**Material supplied:**
--- Begin ---

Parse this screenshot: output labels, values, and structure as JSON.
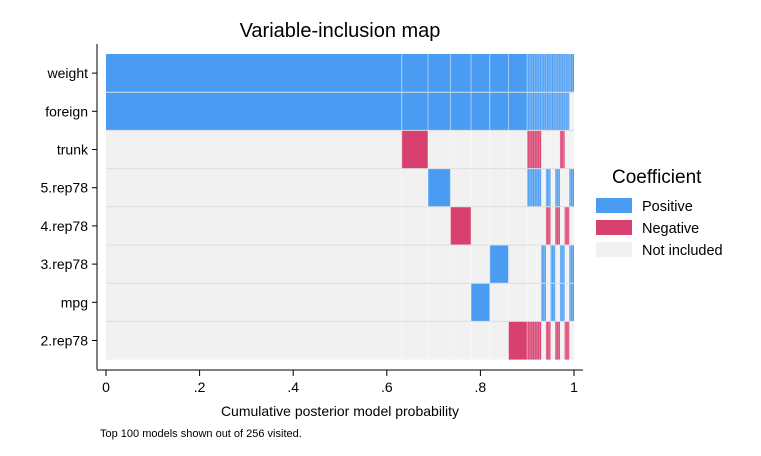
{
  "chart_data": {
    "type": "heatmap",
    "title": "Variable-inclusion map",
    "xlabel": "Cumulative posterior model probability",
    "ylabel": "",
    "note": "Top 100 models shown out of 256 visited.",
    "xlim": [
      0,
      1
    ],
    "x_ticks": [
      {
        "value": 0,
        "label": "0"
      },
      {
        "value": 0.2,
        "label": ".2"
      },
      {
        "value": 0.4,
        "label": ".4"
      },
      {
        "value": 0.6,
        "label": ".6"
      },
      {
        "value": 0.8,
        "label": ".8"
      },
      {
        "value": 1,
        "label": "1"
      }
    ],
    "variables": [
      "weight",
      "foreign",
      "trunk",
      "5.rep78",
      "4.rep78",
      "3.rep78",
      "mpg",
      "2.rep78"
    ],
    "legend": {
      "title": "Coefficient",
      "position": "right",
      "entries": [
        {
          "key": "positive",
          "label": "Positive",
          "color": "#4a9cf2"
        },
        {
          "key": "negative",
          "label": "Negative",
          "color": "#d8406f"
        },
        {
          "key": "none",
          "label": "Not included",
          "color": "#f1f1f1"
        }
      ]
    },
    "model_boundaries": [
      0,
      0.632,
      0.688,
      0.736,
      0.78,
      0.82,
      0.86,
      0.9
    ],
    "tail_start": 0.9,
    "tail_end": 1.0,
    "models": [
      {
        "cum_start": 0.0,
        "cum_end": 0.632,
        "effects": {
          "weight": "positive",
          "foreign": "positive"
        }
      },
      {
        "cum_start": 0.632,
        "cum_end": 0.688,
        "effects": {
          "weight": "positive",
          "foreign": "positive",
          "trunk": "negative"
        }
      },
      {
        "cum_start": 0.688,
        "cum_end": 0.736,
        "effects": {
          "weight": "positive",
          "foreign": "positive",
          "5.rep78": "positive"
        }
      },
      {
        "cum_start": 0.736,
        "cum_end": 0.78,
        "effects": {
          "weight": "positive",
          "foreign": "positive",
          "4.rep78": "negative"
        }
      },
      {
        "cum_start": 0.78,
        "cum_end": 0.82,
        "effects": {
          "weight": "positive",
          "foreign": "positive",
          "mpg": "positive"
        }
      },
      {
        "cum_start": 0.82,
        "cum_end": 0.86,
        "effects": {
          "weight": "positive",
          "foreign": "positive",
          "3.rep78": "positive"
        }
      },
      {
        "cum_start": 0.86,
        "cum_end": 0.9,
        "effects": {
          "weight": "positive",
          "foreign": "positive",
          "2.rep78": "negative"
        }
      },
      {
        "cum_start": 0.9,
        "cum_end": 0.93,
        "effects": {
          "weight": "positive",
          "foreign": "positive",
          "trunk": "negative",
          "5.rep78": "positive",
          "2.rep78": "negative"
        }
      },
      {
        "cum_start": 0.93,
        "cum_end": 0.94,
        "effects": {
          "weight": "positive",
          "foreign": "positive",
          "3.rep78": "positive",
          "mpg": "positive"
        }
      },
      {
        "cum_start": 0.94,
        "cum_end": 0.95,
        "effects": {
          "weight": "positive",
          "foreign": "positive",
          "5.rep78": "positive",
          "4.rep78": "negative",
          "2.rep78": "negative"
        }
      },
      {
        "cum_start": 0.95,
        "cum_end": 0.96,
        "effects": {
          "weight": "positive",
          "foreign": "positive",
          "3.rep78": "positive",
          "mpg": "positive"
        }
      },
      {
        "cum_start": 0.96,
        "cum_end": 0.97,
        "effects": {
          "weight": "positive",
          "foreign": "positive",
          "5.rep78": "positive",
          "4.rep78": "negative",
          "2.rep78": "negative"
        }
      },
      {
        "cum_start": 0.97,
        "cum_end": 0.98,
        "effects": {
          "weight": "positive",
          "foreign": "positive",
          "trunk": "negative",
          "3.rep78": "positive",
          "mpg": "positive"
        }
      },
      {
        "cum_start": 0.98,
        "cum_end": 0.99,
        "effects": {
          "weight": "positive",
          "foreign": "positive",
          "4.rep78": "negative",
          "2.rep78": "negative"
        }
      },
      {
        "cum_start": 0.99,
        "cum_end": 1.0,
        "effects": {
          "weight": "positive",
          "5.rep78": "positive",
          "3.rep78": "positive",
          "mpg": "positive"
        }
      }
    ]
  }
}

--- End ---

**Written task:** Every line is to be duplicated exactly, though pictures stay out.

**Task solution:**
Parse this screenshot: output labels, values, and structure as JSON.
{
  "chart_data": {
    "type": "heatmap",
    "title": "Variable-inclusion map",
    "xlabel": "Cumulative posterior model probability",
    "ylabel": "",
    "note": "Top 100 models shown out of 256 visited.",
    "xlim": [
      0,
      1
    ],
    "x_ticks": [
      {
        "value": 0,
        "label": "0"
      },
      {
        "value": 0.2,
        "label": ".2"
      },
      {
        "value": 0.4,
        "label": ".4"
      },
      {
        "value": 0.6,
        "label": ".6"
      },
      {
        "value": 0.8,
        "label": ".8"
      },
      {
        "value": 1,
        "label": "1"
      }
    ],
    "variables": [
      "weight",
      "foreign",
      "trunk",
      "5.rep78",
      "4.rep78",
      "3.rep78",
      "mpg",
      "2.rep78"
    ],
    "legend": {
      "title": "Coefficient",
      "position": "right",
      "entries": [
        {
          "key": "positive",
          "label": "Positive",
          "color": "#4a9cf2"
        },
        {
          "key": "negative",
          "label": "Negative",
          "color": "#d8406f"
        },
        {
          "key": "none",
          "label": "Not included",
          "color": "#f1f1f1"
        }
      ]
    },
    "model_boundaries": [
      0,
      0.632,
      0.688,
      0.736,
      0.78,
      0.82,
      0.86,
      0.9
    ],
    "tail_start": 0.9,
    "tail_end": 1.0,
    "models": [
      {
        "cum_start": 0.0,
        "cum_end": 0.632,
        "effects": {
          "weight": "positive",
          "foreign": "positive"
        }
      },
      {
        "cum_start": 0.632,
        "cum_end": 0.688,
        "effects": {
          "weight": "positive",
          "foreign": "positive",
          "trunk": "negative"
        }
      },
      {
        "cum_start": 0.688,
        "cum_end": 0.736,
        "effects": {
          "weight": "positive",
          "foreign": "positive",
          "5.rep78": "positive"
        }
      },
      {
        "cum_start": 0.736,
        "cum_end": 0.78,
        "effects": {
          "weight": "positive",
          "foreign": "positive",
          "4.rep78": "negative"
        }
      },
      {
        "cum_start": 0.78,
        "cum_end": 0.82,
        "effects": {
          "weight": "positive",
          "foreign": "positive",
          "mpg": "positive"
        }
      },
      {
        "cum_start": 0.82,
        "cum_end": 0.86,
        "effects": {
          "weight": "positive",
          "foreign": "positive",
          "3.rep78": "positive"
        }
      },
      {
        "cum_start": 0.86,
        "cum_end": 0.9,
        "effects": {
          "weight": "positive",
          "foreign": "positive",
          "2.rep78": "negative"
        }
      },
      {
        "cum_start": 0.9,
        "cum_end": 0.93,
        "effects": {
          "weight": "positive",
          "foreign": "positive",
          "trunk": "negative",
          "5.rep78": "positive",
          "2.rep78": "negative"
        }
      },
      {
        "cum_start": 0.93,
        "cum_end": 0.94,
        "effects": {
          "weight": "positive",
          "foreign": "positive",
          "3.rep78": "positive",
          "mpg": "positive"
        }
      },
      {
        "cum_start": 0.94,
        "cum_end": 0.95,
        "effects": {
          "weight": "positive",
          "foreign": "positive",
          "5.rep78": "positive",
          "4.rep78": "negative",
          "2.rep78": "negative"
        }
      },
      {
        "cum_start": 0.95,
        "cum_end": 0.96,
        "effects": {
          "weight": "positive",
          "foreign": "positive",
          "3.rep78": "positive",
          "mpg": "positive"
        }
      },
      {
        "cum_start": 0.96,
        "cum_end": 0.97,
        "effects": {
          "weight": "positive",
          "foreign": "positive",
          "5.rep78": "positive",
          "4.rep78": "negative",
          "2.rep78": "negative"
        }
      },
      {
        "cum_start": 0.97,
        "cum_end": 0.98,
        "effects": {
          "weight": "positive",
          "foreign": "positive",
          "trunk": "negative",
          "3.rep78": "positive",
          "mpg": "positive"
        }
      },
      {
        "cum_start": 0.98,
        "cum_end": 0.99,
        "effects": {
          "weight": "positive",
          "foreign": "positive",
          "4.rep78": "negative",
          "2.rep78": "negative"
        }
      },
      {
        "cum_start": 0.99,
        "cum_end": 1.0,
        "effects": {
          "weight": "positive",
          "5.rep78": "positive",
          "3.rep78": "positive",
          "mpg": "positive"
        }
      }
    ]
  }
}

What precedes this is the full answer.